Locate the word "حبان" in the entries below, then gather every line that holds it.

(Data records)
* Start *

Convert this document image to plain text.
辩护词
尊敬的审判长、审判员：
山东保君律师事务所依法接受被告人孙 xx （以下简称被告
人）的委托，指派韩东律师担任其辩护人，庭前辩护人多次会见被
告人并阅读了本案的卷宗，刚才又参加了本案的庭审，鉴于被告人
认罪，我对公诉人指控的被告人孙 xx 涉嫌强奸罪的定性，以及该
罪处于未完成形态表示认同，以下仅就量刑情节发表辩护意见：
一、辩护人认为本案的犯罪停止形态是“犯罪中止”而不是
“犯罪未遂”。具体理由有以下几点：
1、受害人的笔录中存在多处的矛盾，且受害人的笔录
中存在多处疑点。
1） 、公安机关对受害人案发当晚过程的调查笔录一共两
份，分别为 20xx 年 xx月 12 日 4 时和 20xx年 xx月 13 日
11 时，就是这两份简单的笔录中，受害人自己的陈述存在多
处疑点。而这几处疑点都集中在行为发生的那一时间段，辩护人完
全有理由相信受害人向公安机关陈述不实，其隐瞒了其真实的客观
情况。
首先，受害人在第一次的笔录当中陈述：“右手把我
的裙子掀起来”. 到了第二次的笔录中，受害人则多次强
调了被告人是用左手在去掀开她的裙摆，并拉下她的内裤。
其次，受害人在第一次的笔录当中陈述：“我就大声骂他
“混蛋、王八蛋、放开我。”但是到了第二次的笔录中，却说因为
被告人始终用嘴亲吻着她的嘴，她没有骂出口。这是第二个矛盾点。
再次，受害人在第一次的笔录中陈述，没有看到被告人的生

* End *
* Start *

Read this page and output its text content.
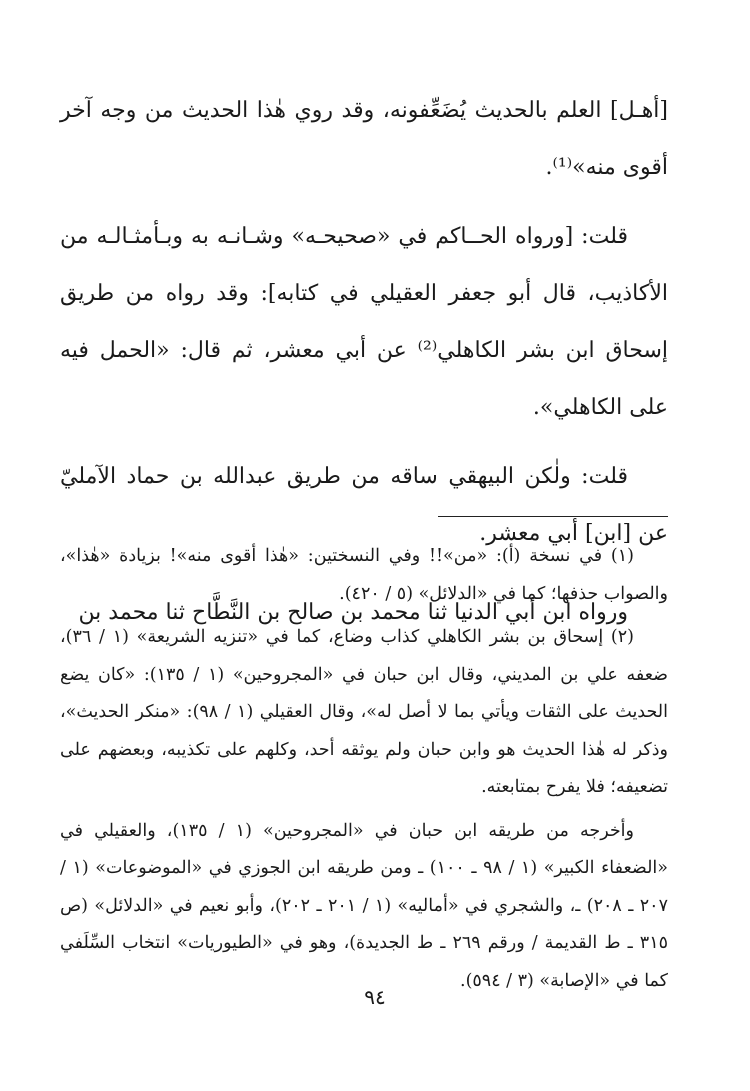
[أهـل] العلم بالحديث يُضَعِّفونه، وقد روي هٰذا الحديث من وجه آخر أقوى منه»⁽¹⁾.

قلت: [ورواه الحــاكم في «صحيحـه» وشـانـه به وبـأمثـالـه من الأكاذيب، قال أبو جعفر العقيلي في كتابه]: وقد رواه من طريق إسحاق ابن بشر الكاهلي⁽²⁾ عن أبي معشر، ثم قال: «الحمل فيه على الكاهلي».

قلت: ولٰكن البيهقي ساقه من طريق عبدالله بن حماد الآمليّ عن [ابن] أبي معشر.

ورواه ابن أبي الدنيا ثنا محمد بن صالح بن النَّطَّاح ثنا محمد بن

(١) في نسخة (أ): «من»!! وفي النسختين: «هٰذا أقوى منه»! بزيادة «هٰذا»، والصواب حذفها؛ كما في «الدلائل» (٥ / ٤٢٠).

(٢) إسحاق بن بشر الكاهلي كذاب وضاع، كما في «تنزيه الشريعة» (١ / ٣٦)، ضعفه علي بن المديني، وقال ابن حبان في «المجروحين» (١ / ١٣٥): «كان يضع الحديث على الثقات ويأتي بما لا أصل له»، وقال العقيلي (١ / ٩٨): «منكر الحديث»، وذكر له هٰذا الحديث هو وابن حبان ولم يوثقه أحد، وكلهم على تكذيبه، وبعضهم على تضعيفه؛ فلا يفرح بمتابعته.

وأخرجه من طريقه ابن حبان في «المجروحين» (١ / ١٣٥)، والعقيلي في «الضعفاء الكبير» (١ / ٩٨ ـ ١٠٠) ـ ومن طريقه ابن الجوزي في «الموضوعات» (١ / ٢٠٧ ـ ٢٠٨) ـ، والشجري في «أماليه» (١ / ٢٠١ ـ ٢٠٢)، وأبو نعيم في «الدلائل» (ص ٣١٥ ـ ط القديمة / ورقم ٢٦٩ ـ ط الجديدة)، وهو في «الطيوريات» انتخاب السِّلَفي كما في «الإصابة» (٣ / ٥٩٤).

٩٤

* End *

### [Final result]
(٢) إسحاق بن بشر الكاهلي كذاب وضاع، كما في «تنزيه الشريعة» (١ / ٣٦)، ضعفه علي بن المديني، وقال ابن حبان في «المجروحين» (١ / ١٣٥): «كان يضع الحديث على الثقات ويأتي بما لا أصل له»، وقال العقيلي (١ / ٩٨): «منكر الحديث»، وذكر له هٰذا الحديث هو وابن حبان ولم يوثقه أحد، وكلهم على تكذيبه، وبعضهم على تضعيفه؛ فلا يفرح بمتابعته.
وأخرجه من طريقه ابن حبان في «المجروحين» (١ / ١٣٥)، والعقيلي في «الضعفاء الكبير» (١ / ٩٨ ـ ١٠٠) ـ ومن طريقه ابن الجوزي في «الموضوعات» (١ / ٢٠٧ ـ ٢٠٨) ـ، والشجري في «أماليه» (١ / ٢٠١ ـ ٢٠٢)، وأبو نعيم في «الدلائل» (ص ٣١٥ ـ ط القديمة / ورقم ٢٦٩ ـ ط الجديدة)، وهو في «الطيوريات» انتخاب السِّلَفي كما في «الإصابة» (٣ / ٥٩٤).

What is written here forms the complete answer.